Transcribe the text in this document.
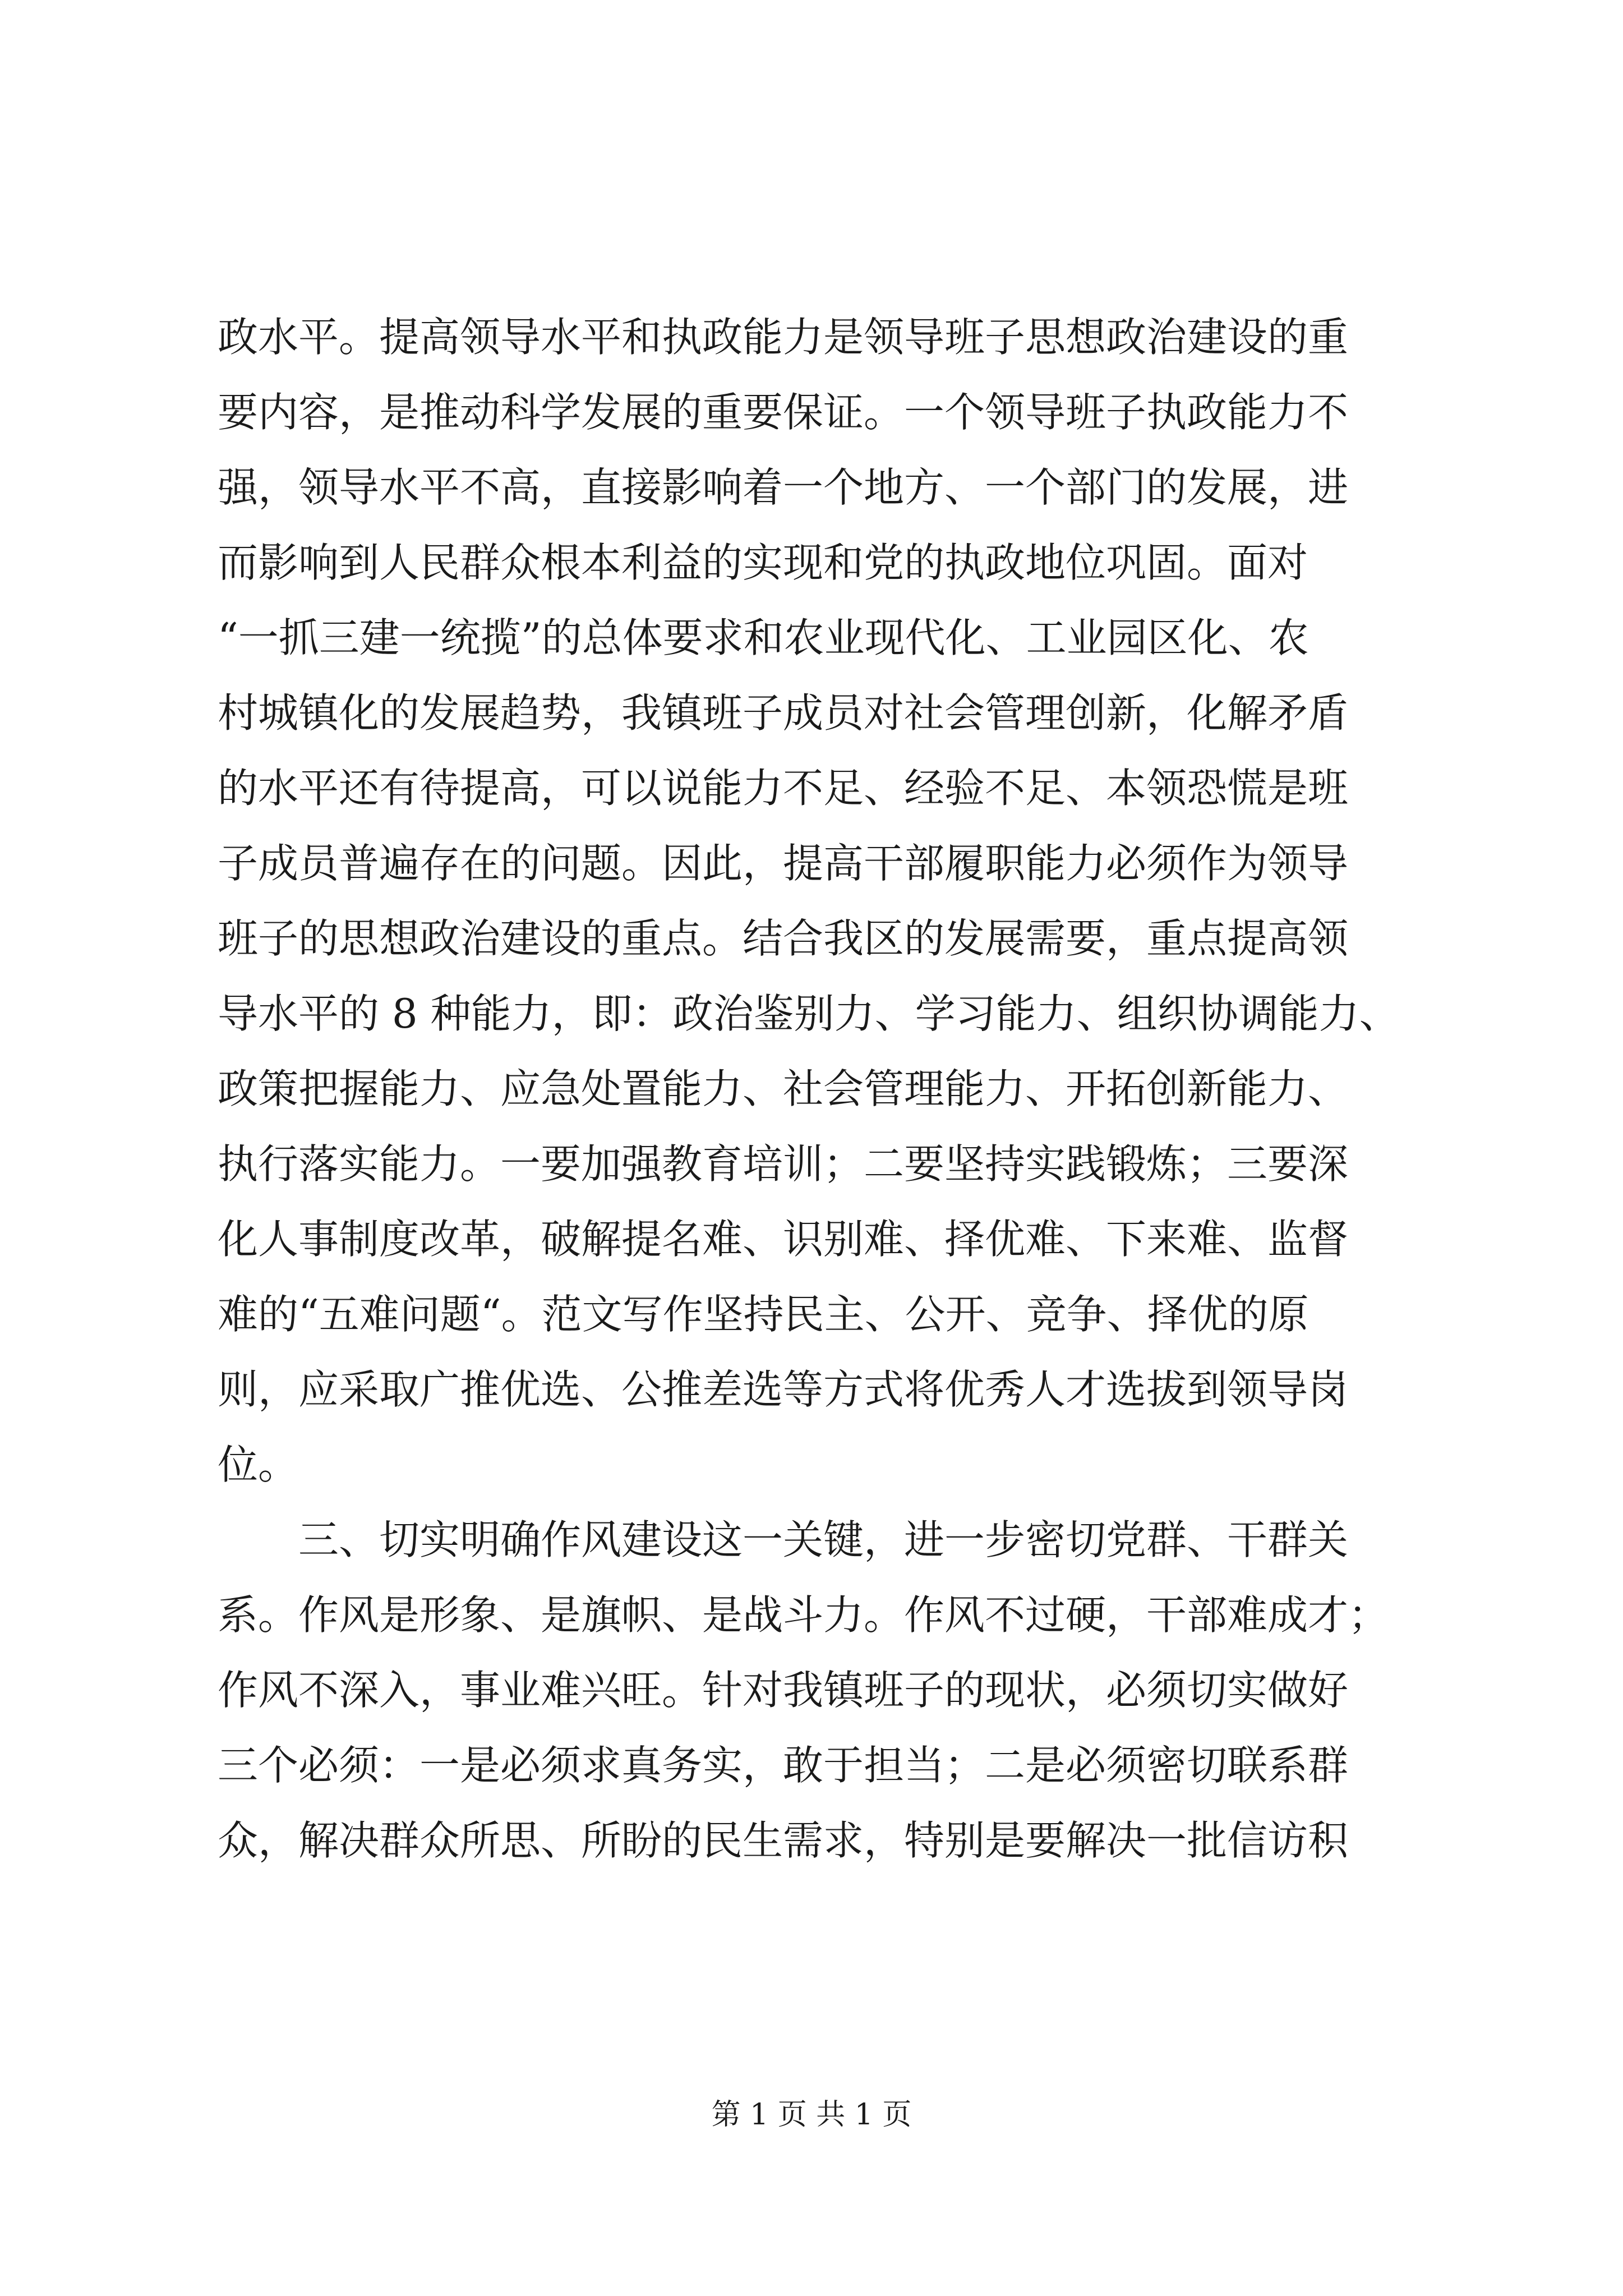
政水平。提高领导水平和执政能力是领导班子思想政治建设的重
要内容，是推动科学发展的重要保证。一个领导班子执政能力不
强，领导水平不高，直接影响着一个地方、一个部门的发展，进
而影响到人民群众根本利益的实现和党的执政地位巩固。面对
“一抓三建一统揽”的总体要求和农业现代化、工业园区化、农
村城镇化的发展趋势，我镇班子成员对社会管理创新，化解矛盾
的水平还有待提高，可以说能力不足、经验不足、本领恐慌是班
子成员普遍存在的问题。因此，提高干部履职能力必须作为领导
班子的思想政治建设的重点。结合我区的发展需要，重点提高领
导水平的 8 种能力，即：政治鉴别力、学习能力、组织协调能力、
政策把握能力、应急处置能力、社会管理能力、开拓创新能力、
执行落实能力。一要加强教育培训；二要坚持实践锻炼；三要深
化人事制度改革，破解提名难、识别难、择优难、下来难、监督
难的“五难问题“。范文写作坚持民主、公开、竞争、择优的原
则，应采取广推优选、公推差选等方式将优秀人才选拔到领导岗
位。
　　三、切实明确作风建设这一关键，进一步密切党群、干群关
系。作风是形象、是旗帜、是战斗力。作风不过硬，干部难成才；
作风不深入，事业难兴旺。针对我镇班子的现状，必须切实做好
三个必须：一是必须求真务实，敢于担当；二是必须密切联系群
众，解决群众所思、所盼的民生需求，特别是要解决一批信访积
第 1 页 共 1 页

### Challenge:
Pictures in the records should not appear in your copy, but everything else must be transcribed exactly.

### Full solution:
Transcribe the text in this document.
政水平。提高领导水平和执政能力是领导班子思想政治建设的重
要内容，是推动科学发展的重要保证。一个领导班子执政能力不
强，领导水平不高，直接影响着一个地方、一个部门的发展，进
而影响到人民群众根本利益的实现和党的执政地位巩固。面对
“一抓三建一统揽”的总体要求和农业现代化、工业园区化、农
村城镇化的发展趋势，我镇班子成员对社会管理创新，化解矛盾
的水平还有待提高，可以说能力不足、经验不足、本领恐慌是班
子成员普遍存在的问题。因此，提高干部履职能力必须作为领导
班子的思想政治建设的重点。结合我区的发展需要，重点提高领
导水平的 8 种能力，即：政治鉴别力、学习能力、组织协调能力、
政策把握能力、应急处置能力、社会管理能力、开拓创新能力、
执行落实能力。一要加强教育培训；二要坚持实践锻炼；三要深
化人事制度改革，破解提名难、识别难、择优难、下来难、监督
难的“五难问题“。范文写作坚持民主、公开、竞争、择优的原
则，应采取广推优选、公推差选等方式将优秀人才选拔到领导岗
位。
　　三、切实明确作风建设这一关键，进一步密切党群、干群关
系。作风是形象、是旗帜、是战斗力。作风不过硬，干部难成才；
作风不深入，事业难兴旺。针对我镇班子的现状，必须切实做好
三个必须：一是必须求真务实，敢于担当；二是必须密切联系群
众，解决群众所思、所盼的民生需求，特别是要解决一批信访积
第 1 页 共 1 页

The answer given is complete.